[begin Information provided]
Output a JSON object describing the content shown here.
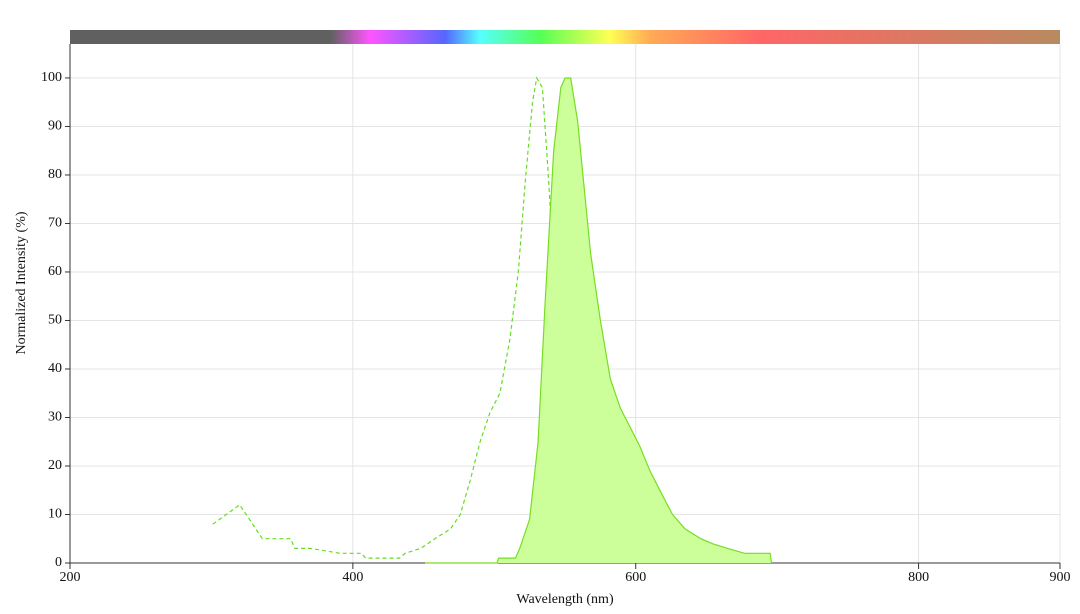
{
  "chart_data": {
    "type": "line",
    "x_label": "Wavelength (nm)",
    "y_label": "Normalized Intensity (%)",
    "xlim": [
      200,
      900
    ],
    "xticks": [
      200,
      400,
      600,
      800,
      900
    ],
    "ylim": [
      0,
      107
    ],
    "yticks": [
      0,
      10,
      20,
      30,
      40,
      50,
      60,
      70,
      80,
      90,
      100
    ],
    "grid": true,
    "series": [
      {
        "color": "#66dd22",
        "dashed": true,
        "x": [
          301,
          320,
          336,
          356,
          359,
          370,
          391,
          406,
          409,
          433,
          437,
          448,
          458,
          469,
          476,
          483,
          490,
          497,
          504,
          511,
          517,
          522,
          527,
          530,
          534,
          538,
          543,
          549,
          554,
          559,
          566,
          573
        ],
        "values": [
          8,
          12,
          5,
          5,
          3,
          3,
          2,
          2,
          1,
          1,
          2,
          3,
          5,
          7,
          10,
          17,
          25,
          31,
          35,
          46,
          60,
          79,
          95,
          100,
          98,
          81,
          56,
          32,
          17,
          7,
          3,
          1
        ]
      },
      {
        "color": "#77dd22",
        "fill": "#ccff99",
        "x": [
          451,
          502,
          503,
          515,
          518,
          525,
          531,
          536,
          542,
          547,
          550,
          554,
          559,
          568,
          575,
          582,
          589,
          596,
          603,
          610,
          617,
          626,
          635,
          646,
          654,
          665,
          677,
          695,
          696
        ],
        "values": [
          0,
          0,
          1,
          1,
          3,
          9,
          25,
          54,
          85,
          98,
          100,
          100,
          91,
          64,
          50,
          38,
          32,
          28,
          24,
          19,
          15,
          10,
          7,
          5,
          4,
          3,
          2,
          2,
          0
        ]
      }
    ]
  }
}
[end Information provided]
### Exercise brief
Reproduce all of the entries word for word, skipping any pictures they hold.

### Task answer
Output a JSON object describing the content shown here.
{
  "chart_data": {
    "type": "line",
    "x_label": "Wavelength (nm)",
    "y_label": "Normalized Intensity (%)",
    "xlim": [
      200,
      900
    ],
    "xticks": [
      200,
      400,
      600,
      800,
      900
    ],
    "ylim": [
      0,
      107
    ],
    "yticks": [
      0,
      10,
      20,
      30,
      40,
      50,
      60,
      70,
      80,
      90,
      100
    ],
    "grid": true,
    "series": [
      {
        "color": "#66dd22",
        "dashed": true,
        "x": [
          301,
          320,
          336,
          356,
          359,
          370,
          391,
          406,
          409,
          433,
          437,
          448,
          458,
          469,
          476,
          483,
          490,
          497,
          504,
          511,
          517,
          522,
          527,
          530,
          534,
          538,
          543,
          549,
          554,
          559,
          566,
          573
        ],
        "values": [
          8,
          12,
          5,
          5,
          3,
          3,
          2,
          2,
          1,
          1,
          2,
          3,
          5,
          7,
          10,
          17,
          25,
          31,
          35,
          46,
          60,
          79,
          95,
          100,
          98,
          81,
          56,
          32,
          17,
          7,
          3,
          1
        ]
      },
      {
        "color": "#77dd22",
        "fill": "#ccff99",
        "x": [
          451,
          502,
          503,
          515,
          518,
          525,
          531,
          536,
          542,
          547,
          550,
          554,
          559,
          568,
          575,
          582,
          589,
          596,
          603,
          610,
          617,
          626,
          635,
          646,
          654,
          665,
          677,
          695,
          696
        ],
        "values": [
          0,
          0,
          1,
          1,
          3,
          9,
          25,
          54,
          85,
          98,
          100,
          100,
          91,
          64,
          50,
          38,
          32,
          28,
          24,
          19,
          15,
          10,
          7,
          5,
          4,
          3,
          2,
          2,
          0
        ]
      }
    ]
  }
}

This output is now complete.